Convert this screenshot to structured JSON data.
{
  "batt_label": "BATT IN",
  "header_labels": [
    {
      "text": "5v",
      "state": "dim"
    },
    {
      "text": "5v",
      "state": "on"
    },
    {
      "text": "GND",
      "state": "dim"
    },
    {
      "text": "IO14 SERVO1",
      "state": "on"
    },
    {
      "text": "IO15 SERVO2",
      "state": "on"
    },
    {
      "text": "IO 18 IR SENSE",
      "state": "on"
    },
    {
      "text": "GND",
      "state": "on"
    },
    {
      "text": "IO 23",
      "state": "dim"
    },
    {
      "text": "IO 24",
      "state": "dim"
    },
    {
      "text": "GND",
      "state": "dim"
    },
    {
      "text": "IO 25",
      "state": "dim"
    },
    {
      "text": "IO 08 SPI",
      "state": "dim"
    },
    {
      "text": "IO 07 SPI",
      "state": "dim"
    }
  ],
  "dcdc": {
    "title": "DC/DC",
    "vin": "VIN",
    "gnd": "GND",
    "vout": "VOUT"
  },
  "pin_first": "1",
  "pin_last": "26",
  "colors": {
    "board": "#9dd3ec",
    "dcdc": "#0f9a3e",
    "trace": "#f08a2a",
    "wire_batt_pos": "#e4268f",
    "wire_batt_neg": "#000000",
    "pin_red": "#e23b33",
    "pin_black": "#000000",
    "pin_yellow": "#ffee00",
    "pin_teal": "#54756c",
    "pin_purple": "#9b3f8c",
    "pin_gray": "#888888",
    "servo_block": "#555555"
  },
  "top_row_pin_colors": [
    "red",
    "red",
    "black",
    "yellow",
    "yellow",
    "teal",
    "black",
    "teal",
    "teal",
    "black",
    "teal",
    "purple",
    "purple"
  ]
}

------------------------------------

◆ **EXERCISE AIM**
Please quote the data above in full, with no line missing.

◆ **TASK RESULT**
Convert this screenshot to structured JSON data.
{
  "batt_label": "BATT IN",
  "header_labels": [
    {
      "text": "5v",
      "state": "dim"
    },
    {
      "text": "5v",
      "state": "on"
    },
    {
      "text": "GND",
      "state": "dim"
    },
    {
      "text": "IO14 SERVO1",
      "state": "on"
    },
    {
      "text": "IO15 SERVO2",
      "state": "on"
    },
    {
      "text": "IO 18 IR SENSE",
      "state": "on"
    },
    {
      "text": "GND",
      "state": "on"
    },
    {
      "text": "IO 23",
      "state": "dim"
    },
    {
      "text": "IO 24",
      "state": "dim"
    },
    {
      "text": "GND",
      "state": "dim"
    },
    {
      "text": "IO 25",
      "state": "dim"
    },
    {
      "text": "IO 08 SPI",
      "state": "dim"
    },
    {
      "text": "IO 07 SPI",
      "state": "dim"
    }
  ],
  "dcdc": {
    "title": "DC/DC",
    "vin": "VIN",
    "gnd": "GND",
    "vout": "VOUT"
  },
  "pin_first": "1",
  "pin_last": "26",
  "colors": {
    "board": "#9dd3ec",
    "dcdc": "#0f9a3e",
    "trace": "#f08a2a",
    "wire_batt_pos": "#e4268f",
    "wire_batt_neg": "#000000",
    "pin_red": "#e23b33",
    "pin_black": "#000000",
    "pin_yellow": "#ffee00",
    "pin_teal": "#54756c",
    "pin_purple": "#9b3f8c",
    "pin_gray": "#888888",
    "servo_block": "#555555"
  },
  "top_row_pin_colors": [
    "red",
    "red",
    "black",
    "yellow",
    "yellow",
    "teal",
    "black",
    "teal",
    "teal",
    "black",
    "teal",
    "purple",
    "purple"
  ]
}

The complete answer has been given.